** START Extracted data **
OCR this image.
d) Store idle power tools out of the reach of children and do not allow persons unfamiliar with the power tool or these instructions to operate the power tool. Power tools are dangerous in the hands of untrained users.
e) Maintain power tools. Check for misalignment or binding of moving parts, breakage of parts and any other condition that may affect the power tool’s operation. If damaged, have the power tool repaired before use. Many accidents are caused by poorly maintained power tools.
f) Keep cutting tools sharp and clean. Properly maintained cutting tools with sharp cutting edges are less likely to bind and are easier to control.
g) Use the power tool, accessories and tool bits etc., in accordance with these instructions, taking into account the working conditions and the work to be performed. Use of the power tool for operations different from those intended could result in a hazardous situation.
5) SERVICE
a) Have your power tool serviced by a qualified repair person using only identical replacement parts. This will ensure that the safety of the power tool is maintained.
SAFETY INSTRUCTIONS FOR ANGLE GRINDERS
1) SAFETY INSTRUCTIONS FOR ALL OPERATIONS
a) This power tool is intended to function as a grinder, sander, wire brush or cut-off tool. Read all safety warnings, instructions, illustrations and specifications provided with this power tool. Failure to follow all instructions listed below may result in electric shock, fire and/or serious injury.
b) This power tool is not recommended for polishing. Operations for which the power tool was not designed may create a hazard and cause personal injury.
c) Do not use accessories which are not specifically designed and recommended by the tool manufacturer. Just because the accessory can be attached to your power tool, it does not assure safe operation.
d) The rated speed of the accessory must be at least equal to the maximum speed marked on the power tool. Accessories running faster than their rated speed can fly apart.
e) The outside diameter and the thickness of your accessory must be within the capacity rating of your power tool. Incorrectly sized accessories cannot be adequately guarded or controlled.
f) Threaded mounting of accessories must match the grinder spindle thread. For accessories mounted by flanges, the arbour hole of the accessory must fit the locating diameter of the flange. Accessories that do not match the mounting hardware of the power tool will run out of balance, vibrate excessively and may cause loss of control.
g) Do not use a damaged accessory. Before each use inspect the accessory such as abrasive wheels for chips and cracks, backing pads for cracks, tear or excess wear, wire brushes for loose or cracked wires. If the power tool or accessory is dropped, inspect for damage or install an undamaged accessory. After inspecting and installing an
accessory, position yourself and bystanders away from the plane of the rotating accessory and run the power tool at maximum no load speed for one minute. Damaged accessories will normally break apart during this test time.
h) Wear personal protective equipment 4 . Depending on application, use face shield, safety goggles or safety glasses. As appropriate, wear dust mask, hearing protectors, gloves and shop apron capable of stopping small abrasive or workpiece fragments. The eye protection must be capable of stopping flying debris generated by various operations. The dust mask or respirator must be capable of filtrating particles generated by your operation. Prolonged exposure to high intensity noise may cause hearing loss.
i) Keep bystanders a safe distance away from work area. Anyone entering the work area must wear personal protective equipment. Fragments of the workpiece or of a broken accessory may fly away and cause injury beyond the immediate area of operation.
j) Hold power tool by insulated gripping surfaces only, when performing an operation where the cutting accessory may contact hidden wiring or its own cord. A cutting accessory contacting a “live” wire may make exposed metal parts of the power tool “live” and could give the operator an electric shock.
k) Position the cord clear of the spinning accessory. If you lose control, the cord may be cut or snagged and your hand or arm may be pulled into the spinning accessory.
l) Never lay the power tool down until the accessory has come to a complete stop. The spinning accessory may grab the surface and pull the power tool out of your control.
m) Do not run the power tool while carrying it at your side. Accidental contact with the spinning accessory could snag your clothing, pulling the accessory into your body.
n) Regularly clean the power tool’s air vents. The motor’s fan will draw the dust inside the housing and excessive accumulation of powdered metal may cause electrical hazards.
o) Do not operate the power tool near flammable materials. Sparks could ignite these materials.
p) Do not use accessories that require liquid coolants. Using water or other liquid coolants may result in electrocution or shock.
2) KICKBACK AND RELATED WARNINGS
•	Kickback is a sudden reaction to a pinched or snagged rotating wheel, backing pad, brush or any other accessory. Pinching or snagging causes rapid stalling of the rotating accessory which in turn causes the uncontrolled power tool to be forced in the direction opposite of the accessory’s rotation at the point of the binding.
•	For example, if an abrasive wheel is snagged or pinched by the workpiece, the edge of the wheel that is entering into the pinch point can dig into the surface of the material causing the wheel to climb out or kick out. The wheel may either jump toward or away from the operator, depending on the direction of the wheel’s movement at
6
** END Extracted data **
• **Exercise instructions**: Copy every line of the records word for word.

• **Response to the task**:
OCR this image.
d) Store idle power tools out of the reach of children and do not allow persons unfamiliar with the power tool or these instructions to operate the power tool. Power tools are dangerous in the hands of untrained users.
e) Maintain power tools. Check for misalignment or binding of moving parts, breakage of parts and any other condition that may affect the power tool’s operation. If damaged, have the power tool repaired before use. Many accidents are caused by poorly maintained power tools.
f) Keep cutting tools sharp and clean. Properly maintained cutting tools with sharp cutting edges are less likely to bind and are easier to control.
g) Use the power tool, accessories and tool bits etc., in accordance with these instructions, taking into account the working conditions and the work to be performed. Use of the power tool for operations different from those intended could result in a hazardous situation.
5) SERVICE
a) Have your power tool serviced by a qualified repair person using only identical replacement parts. This will ensure that the safety of the power tool is maintained.
SAFETY INSTRUCTIONS FOR ANGLE GRINDERS
1) SAFETY INSTRUCTIONS FOR ALL OPERATIONS
a) This power tool is intended to function as a grinder, sander, wire brush or cut-off tool. Read all safety warnings, instructions, illustrations and specifications provided with this power tool. Failure to follow all instructions listed below may result in electric shock, fire and/or serious injury.
b) This power tool is not recommended for polishing. Operations for which the power tool was not designed may create a hazard and cause personal injury.
c) Do not use accessories which are not specifically designed and recommended by the tool manufacturer. Just because the accessory can be attached to your power tool, it does not assure safe operation.
d) The rated speed of the accessory must be at least equal to the maximum speed marked on the power tool. Accessories running faster than their rated speed can fly apart.
e) The outside diameter and the thickness of your accessory must be within the capacity rating of your power tool. Incorrectly sized accessories cannot be adequately guarded or controlled.
f) Threaded mounting of accessories must match the grinder spindle thread. For accessories mounted by flanges, the arbour hole of the accessory must fit the locating diameter of the flange. Accessories that do not match the mounting hardware of the power tool will run out of balance, vibrate excessively and may cause loss of control.
g) Do not use a damaged accessory. Before each use inspect the accessory such as abrasive wheels for chips and cracks, backing pads for cracks, tear or excess wear, wire brushes for loose or cracked wires. If the power tool or accessory is dropped, inspect for damage or install an undamaged accessory. After inspecting and installing an
accessory, position yourself and bystanders away from the plane of the rotating accessory and run the power tool at maximum no load speed for one minute. Damaged accessories will normally break apart during this test time.
h) Wear personal protective equipment 4 . Depending on application, use face shield, safety goggles or safety glasses. As appropriate, wear dust mask, hearing protectors, gloves and shop apron capable of stopping small abrasive or workpiece fragments. The eye protection must be capable of stopping flying debris generated by various operations. The dust mask or respirator must be capable of filtrating particles generated by your operation. Prolonged exposure to high intensity noise may cause hearing loss.
i) Keep bystanders a safe distance away from work area. Anyone entering the work area must wear personal protective equipment. Fragments of the workpiece or of a broken accessory may fly away and cause injury beyond the immediate area of operation.
j) Hold power tool by insulated gripping surfaces only, when performing an operation where the cutting accessory may contact hidden wiring or its own cord. A cutting accessory contacting a “live” wire may make exposed metal parts of the power tool “live” and could give the operator an electric shock.
k) Position the cord clear of the spinning accessory. If you lose control, the cord may be cut or snagged and your hand or arm may be pulled into the spinning accessory.
l) Never lay the power tool down until the accessory has come to a complete stop. The spinning accessory may grab the surface and pull the power tool out of your control.
m) Do not run the power tool while carrying it at your side. Accidental contact with the spinning accessory could snag your clothing, pulling the accessory into your body.
n) Regularly clean the power tool’s air vents. The motor’s fan will draw the dust inside the housing and excessive accumulation of powdered metal may cause electrical hazards.
o) Do not operate the power tool near flammable materials. Sparks could ignite these materials.
p) Do not use accessories that require liquid coolants. Using water or other liquid coolants may result in electrocution or shock.
2) KICKBACK AND RELATED WARNINGS
•	Kickback is a sudden reaction to a pinched or snagged rotating wheel, backing pad, brush or any other accessory. Pinching or snagging causes rapid stalling of the rotating accessory which in turn causes the uncontrolled power tool to be forced in the direction opposite of the accessory’s rotation at the point of the binding.
•	For example, if an abrasive wheel is snagged or pinched by the workpiece, the edge of the wheel that is entering into the pinch point can dig into the surface of the material causing the wheel to climb out or kick out. The wheel may either jump toward or away from the operator, depending on the direction of the wheel’s movement at
6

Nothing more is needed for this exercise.